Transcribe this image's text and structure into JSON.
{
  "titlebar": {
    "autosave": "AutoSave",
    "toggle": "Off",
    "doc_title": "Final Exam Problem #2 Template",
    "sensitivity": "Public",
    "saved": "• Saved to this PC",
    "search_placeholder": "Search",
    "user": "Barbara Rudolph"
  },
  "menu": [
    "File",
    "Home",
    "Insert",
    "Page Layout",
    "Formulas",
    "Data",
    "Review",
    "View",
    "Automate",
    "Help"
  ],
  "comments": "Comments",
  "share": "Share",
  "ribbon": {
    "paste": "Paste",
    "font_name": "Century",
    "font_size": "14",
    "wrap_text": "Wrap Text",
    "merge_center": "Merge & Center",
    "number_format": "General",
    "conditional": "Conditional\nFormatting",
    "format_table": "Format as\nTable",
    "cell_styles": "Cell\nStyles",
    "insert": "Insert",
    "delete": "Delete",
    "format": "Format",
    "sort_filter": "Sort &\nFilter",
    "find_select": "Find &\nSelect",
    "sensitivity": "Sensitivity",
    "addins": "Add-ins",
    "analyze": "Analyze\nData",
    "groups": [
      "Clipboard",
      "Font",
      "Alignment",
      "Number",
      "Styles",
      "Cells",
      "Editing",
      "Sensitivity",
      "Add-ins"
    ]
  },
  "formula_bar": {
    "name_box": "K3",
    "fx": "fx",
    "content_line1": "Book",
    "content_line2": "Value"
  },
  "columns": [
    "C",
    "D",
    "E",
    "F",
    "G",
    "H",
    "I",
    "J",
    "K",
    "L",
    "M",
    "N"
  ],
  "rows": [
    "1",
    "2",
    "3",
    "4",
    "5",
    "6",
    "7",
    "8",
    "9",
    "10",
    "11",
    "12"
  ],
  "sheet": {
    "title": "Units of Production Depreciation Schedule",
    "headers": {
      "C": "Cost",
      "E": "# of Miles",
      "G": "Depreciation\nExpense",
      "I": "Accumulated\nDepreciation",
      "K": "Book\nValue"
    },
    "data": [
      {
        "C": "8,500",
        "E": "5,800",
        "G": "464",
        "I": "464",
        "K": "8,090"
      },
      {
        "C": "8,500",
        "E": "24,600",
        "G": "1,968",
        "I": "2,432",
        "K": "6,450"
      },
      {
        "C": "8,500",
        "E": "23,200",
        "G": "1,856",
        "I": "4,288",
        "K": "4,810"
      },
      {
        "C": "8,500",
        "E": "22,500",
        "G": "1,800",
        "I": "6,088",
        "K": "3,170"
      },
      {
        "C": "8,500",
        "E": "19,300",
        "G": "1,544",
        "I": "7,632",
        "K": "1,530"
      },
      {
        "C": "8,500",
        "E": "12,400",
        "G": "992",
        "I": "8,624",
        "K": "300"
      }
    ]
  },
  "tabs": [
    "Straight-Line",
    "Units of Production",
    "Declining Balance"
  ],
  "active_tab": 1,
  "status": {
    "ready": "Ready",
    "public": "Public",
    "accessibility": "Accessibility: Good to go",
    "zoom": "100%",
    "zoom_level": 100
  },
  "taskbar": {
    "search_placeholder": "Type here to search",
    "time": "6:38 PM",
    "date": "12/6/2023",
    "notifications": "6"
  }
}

What to do:
Return every line of the material exactly.

Task result:
Transcribe this image's text and structure into JSON.
{
  "titlebar": {
    "autosave": "AutoSave",
    "toggle": "Off",
    "doc_title": "Final Exam Problem #2 Template",
    "sensitivity": "Public",
    "saved": "• Saved to this PC",
    "search_placeholder": "Search",
    "user": "Barbara Rudolph"
  },
  "menu": [
    "File",
    "Home",
    "Insert",
    "Page Layout",
    "Formulas",
    "Data",
    "Review",
    "View",
    "Automate",
    "Help"
  ],
  "comments": "Comments",
  "share": "Share",
  "ribbon": {
    "paste": "Paste",
    "font_name": "Century",
    "font_size": "14",
    "wrap_text": "Wrap Text",
    "merge_center": "Merge & Center",
    "number_format": "General",
    "conditional": "Conditional\nFormatting",
    "format_table": "Format as\nTable",
    "cell_styles": "Cell\nStyles",
    "insert": "Insert",
    "delete": "Delete",
    "format": "Format",
    "sort_filter": "Sort &\nFilter",
    "find_select": "Find &\nSelect",
    "sensitivity": "Sensitivity",
    "addins": "Add-ins",
    "analyze": "Analyze\nData",
    "groups": [
      "Clipboard",
      "Font",
      "Alignment",
      "Number",
      "Styles",
      "Cells",
      "Editing",
      "Sensitivity",
      "Add-ins"
    ]
  },
  "formula_bar": {
    "name_box": "K3",
    "fx": "fx",
    "content_line1": "Book",
    "content_line2": "Value"
  },
  "columns": [
    "C",
    "D",
    "E",
    "F",
    "G",
    "H",
    "I",
    "J",
    "K",
    "L",
    "M",
    "N"
  ],
  "rows": [
    "1",
    "2",
    "3",
    "4",
    "5",
    "6",
    "7",
    "8",
    "9",
    "10",
    "11",
    "12"
  ],
  "sheet": {
    "title": "Units of Production Depreciation Schedule",
    "headers": {
      "C": "Cost",
      "E": "# of Miles",
      "G": "Depreciation\nExpense",
      "I": "Accumulated\nDepreciation",
      "K": "Book\nValue"
    },
    "data": [
      {
        "C": "8,500",
        "E": "5,800",
        "G": "464",
        "I": "464",
        "K": "8,090"
      },
      {
        "C": "8,500",
        "E": "24,600",
        "G": "1,968",
        "I": "2,432",
        "K": "6,450"
      },
      {
        "C": "8,500",
        "E": "23,200",
        "G": "1,856",
        "I": "4,288",
        "K": "4,810"
      },
      {
        "C": "8,500",
        "E": "22,500",
        "G": "1,800",
        "I": "6,088",
        "K": "3,170"
      },
      {
        "C": "8,500",
        "E": "19,300",
        "G": "1,544",
        "I": "7,632",
        "K": "1,530"
      },
      {
        "C": "8,500",
        "E": "12,400",
        "G": "992",
        "I": "8,624",
        "K": "300"
      }
    ]
  },
  "tabs": [
    "Straight-Line",
    "Units of Production",
    "Declining Balance"
  ],
  "active_tab": 1,
  "status": {
    "ready": "Ready",
    "public": "Public",
    "accessibility": "Accessibility: Good to go",
    "zoom": "100%",
    "zoom_level": 100
  },
  "taskbar": {
    "search_placeholder": "Type here to search",
    "time": "6:38 PM",
    "date": "12/6/2023",
    "notifications": "6"
  }
}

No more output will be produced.